> [Short exercise] All of the data that follows should be retyped exactly, please, except the pictures.

— Begin Task data —

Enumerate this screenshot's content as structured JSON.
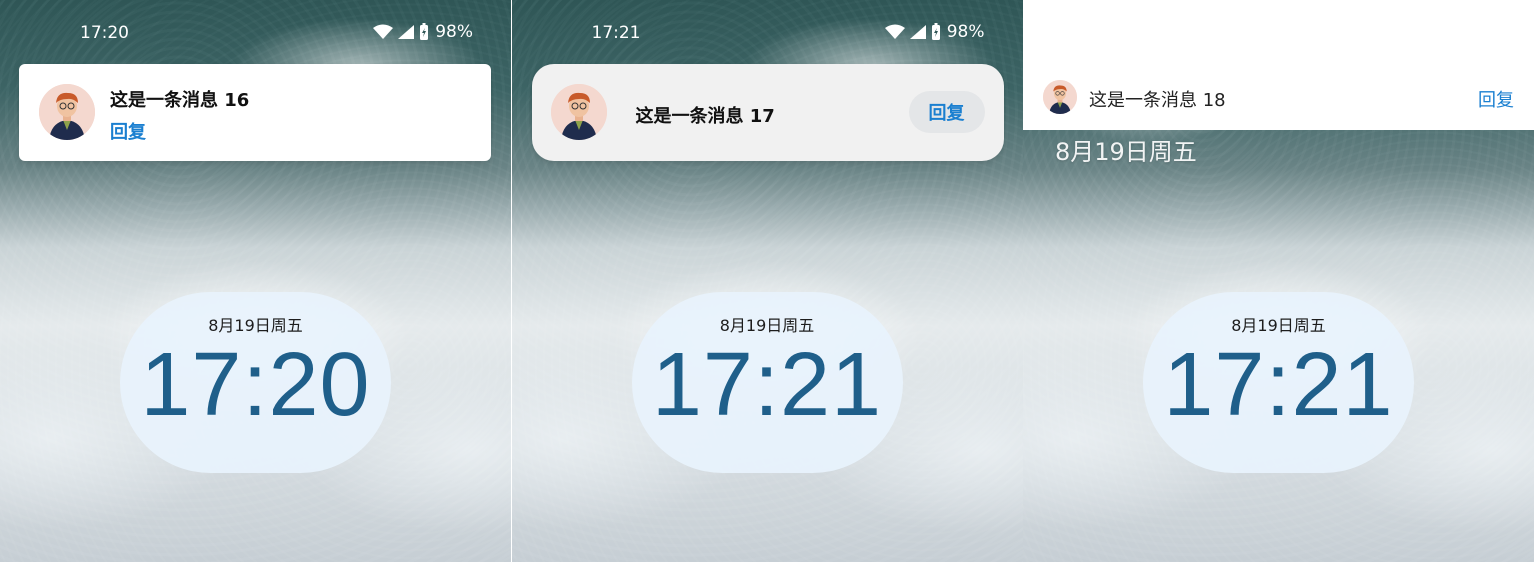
{
  "panels": [
    {
      "status_time": "17:20",
      "battery_pct": "98%",
      "notification": {
        "title": "这是一条消息 16",
        "reply": "回复"
      },
      "clock": {
        "date": "8月19日周五",
        "time": "17:20"
      }
    },
    {
      "status_time": "17:21",
      "battery_pct": "98%",
      "notification": {
        "title": "这是一条消息 17",
        "reply": "回复"
      },
      "clock": {
        "date": "8月19日周五",
        "time": "17:21"
      }
    },
    {
      "notification": {
        "title": "这是一条消息 18",
        "reply": "回复"
      },
      "floating_date": "8月19日周五",
      "clock": {
        "date": "8月19日周五",
        "time": "17:21"
      }
    }
  ],
  "icons": {
    "wifi": "wifi-icon",
    "signal": "signal-icon",
    "battery": "battery-charging-icon",
    "avatar": "avatar-illustration"
  },
  "colors": {
    "accent_blue": "#1a7fd0",
    "clock_text": "#1f5f8a",
    "clock_bg": "#e8f2fc"
  }
}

— End Task data —

> [Exercise response]
Enumerate this screenshot's content as structured JSON.
{
  "panels": [
    {
      "status_time": "17:20",
      "battery_pct": "98%",
      "notification": {
        "title": "这是一条消息 16",
        "reply": "回复"
      },
      "clock": {
        "date": "8月19日周五",
        "time": "17:20"
      }
    },
    {
      "status_time": "17:21",
      "battery_pct": "98%",
      "notification": {
        "title": "这是一条消息 17",
        "reply": "回复"
      },
      "clock": {
        "date": "8月19日周五",
        "time": "17:21"
      }
    },
    {
      "notification": {
        "title": "这是一条消息 18",
        "reply": "回复"
      },
      "floating_date": "8月19日周五",
      "clock": {
        "date": "8月19日周五",
        "time": "17:21"
      }
    }
  ],
  "icons": {
    "wifi": "wifi-icon",
    "signal": "signal-icon",
    "battery": "battery-charging-icon",
    "avatar": "avatar-illustration"
  },
  "colors": {
    "accent_blue": "#1a7fd0",
    "clock_text": "#1f5f8a",
    "clock_bg": "#e8f2fc"
  }
}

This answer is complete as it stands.